▸ **Text section**:
....
I’m attempting to perform a regression calibration on two variables using the yorkfit() function in the IsoplotR package. I would like to estimate the confidence interval of the bootstrapped slope coefficient from this model; however, instead of using the typical bootstrap method below, I’d like to only perform the iterations on 75% of the data (randomly selected) at a time. So far, using the following sample data, I managed to bootstrap the slope coefficient result of the yorkfit() function:
library(boot)
library(IsoplotR)
X <- c(9.105,8.987,8.974,8.994,8.996,8.966,9.035,9.215,9.239,
9.307,9.227,9.17, 9.102)
Y <- c(28.1,28.9,29.6,29.5,29.0,28.8,28.5,27.3,27.1,26.5,
27.0,27.5,28.4)
n <- length(X)
sX <- X*0.02
sY <- Y*0.05
rXY <- rep(0.8,n)
dat <- cbind(X,sX,Y,sY,rXY)
fit <- york(dat)
boot.test <- function(data,indices){
sample = data[indices,]
mod = york(sample)
return (mod$b)
}
result <- boot(data=dat, statistic = boot.test, R=1000)
boot.ci(result, type = 'bca')
...but I'm not really sure where to go from here. Any help to move me in the right direction would be greatly appreciated. I’m new to R so I apologize if question is ambiguous. Thanks.
....
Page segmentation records
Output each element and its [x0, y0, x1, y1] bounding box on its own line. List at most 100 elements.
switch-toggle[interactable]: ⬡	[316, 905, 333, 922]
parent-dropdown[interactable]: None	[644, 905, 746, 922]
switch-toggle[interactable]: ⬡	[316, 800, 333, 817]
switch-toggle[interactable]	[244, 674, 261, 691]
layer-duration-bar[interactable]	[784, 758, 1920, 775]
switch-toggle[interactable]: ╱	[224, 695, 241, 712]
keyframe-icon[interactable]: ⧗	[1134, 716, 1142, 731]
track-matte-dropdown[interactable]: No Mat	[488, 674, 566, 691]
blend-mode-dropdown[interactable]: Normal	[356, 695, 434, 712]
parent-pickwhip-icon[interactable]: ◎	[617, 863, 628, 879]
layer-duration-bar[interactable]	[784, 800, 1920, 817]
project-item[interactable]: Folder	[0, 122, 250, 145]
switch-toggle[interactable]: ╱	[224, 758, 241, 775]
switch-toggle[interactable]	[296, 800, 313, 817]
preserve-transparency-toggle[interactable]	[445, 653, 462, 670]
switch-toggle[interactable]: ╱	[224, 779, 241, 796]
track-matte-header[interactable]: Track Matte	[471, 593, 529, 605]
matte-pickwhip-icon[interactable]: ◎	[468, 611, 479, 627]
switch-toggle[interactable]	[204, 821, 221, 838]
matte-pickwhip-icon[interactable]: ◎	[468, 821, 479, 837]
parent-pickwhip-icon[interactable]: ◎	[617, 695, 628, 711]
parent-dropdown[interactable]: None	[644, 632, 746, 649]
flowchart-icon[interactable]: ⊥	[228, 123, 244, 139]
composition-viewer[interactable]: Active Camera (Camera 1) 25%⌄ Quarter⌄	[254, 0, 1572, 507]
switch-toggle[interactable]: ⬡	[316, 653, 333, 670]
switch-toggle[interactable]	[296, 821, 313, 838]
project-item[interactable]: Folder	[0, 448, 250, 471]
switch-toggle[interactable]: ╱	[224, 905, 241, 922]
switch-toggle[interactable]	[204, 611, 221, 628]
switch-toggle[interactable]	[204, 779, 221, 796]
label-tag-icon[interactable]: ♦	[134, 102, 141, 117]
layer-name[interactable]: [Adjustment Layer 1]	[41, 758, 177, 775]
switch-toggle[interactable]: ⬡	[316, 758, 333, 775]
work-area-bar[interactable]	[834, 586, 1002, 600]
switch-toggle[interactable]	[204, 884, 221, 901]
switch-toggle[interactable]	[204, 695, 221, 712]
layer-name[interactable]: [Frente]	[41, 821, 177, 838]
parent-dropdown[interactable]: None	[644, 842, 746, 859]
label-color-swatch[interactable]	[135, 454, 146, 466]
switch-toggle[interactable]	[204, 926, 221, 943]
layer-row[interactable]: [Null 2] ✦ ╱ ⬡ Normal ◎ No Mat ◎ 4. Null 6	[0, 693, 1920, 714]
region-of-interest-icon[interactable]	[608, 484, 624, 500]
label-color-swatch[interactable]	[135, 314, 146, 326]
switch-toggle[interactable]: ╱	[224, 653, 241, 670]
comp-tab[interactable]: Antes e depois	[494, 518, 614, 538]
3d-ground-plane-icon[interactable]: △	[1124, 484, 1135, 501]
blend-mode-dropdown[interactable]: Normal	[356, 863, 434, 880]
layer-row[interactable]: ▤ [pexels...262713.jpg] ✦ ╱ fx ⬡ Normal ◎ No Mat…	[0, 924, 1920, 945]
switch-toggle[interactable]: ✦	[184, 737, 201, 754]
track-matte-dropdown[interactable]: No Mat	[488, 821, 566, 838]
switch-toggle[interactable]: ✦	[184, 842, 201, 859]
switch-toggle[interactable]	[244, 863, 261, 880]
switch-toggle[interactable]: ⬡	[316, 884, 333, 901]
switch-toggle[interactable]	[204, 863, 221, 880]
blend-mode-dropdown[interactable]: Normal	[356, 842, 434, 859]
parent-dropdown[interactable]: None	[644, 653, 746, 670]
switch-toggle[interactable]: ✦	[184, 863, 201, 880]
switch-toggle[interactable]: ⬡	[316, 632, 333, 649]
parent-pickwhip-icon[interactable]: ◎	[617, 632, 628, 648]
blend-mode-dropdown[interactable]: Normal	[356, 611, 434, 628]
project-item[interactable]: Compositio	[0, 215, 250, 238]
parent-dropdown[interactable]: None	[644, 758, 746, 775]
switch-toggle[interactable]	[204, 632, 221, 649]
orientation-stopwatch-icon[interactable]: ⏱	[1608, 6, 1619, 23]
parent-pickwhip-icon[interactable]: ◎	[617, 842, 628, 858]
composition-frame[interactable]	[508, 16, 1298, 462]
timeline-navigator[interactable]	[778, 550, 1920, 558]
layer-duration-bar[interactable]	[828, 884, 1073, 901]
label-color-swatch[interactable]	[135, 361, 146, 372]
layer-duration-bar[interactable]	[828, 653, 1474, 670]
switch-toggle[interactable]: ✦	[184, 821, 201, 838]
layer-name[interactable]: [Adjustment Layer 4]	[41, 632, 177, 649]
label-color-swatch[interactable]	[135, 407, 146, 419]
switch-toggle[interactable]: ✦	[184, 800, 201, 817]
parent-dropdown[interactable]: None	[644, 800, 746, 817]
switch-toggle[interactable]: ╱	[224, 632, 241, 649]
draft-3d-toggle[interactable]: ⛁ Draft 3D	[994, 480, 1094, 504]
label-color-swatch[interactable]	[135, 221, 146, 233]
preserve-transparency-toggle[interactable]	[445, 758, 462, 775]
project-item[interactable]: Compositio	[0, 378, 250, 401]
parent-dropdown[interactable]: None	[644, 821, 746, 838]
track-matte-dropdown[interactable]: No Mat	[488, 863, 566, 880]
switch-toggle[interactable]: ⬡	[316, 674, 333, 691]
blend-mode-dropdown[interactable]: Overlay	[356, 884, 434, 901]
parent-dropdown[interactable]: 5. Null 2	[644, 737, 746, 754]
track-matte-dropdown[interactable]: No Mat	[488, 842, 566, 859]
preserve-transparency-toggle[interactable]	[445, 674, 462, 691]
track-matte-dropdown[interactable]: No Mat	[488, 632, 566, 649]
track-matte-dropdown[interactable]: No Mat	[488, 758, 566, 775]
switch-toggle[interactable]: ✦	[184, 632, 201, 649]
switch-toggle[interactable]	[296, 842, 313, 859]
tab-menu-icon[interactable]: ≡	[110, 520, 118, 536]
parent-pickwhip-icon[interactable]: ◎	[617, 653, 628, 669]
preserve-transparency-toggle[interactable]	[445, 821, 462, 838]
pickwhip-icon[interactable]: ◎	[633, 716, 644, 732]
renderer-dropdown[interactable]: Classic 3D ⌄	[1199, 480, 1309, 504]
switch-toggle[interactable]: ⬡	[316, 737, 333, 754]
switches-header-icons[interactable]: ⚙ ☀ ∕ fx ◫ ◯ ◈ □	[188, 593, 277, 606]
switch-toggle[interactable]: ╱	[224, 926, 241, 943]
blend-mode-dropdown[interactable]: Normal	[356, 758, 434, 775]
....
▸ **Your objective**: Retype the R bootstrap question, beginning at the words that contain "I’m attempting to" and stopping after "9.307,9.227,9.17, 9.102)". The records were taken from a different source than the text.

▸ **Solution for this exercise**:
I’m attempting to perform a regression calibration on two variables using the yorkfit() function in the IsoplotR package. I would like to estimate the confidence interval of the bootstrapped slope coefficient from this model; however, instead of using the typical bootstrap method below, I’d like to only perform the iterations on 75% of the data (randomly selected) at a time. So far, using the following sample data, I managed to bootstrap the slope coefficient result of the yorkfit() function:
library(boot)
library(IsoplotR)
X <- c(9.105,8.987,8.974,8.994,8.996,8.966,9.035,9.215,9.239,
9.307,9.227,9.17, 9.102)